◆ **Task brief**
In the listing below, find every line containing "Praca" and copy it out.

◆ **Data to process**

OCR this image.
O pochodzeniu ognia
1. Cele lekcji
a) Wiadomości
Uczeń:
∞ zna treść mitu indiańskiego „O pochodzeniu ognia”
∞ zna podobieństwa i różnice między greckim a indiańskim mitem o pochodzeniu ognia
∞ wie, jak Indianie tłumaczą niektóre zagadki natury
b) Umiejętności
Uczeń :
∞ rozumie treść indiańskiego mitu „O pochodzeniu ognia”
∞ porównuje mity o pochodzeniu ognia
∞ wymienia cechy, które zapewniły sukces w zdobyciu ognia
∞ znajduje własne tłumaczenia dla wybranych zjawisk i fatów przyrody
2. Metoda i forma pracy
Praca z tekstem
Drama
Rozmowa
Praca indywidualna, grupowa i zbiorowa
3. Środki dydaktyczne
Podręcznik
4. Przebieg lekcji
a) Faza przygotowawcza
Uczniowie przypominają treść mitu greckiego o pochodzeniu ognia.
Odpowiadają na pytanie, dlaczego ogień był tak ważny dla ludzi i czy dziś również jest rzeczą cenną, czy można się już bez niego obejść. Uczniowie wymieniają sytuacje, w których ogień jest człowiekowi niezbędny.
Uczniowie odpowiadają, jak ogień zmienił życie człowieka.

◆ **Correct answer**
Praca z tekstem
Praca indywidualna, grupowa i zbiorowa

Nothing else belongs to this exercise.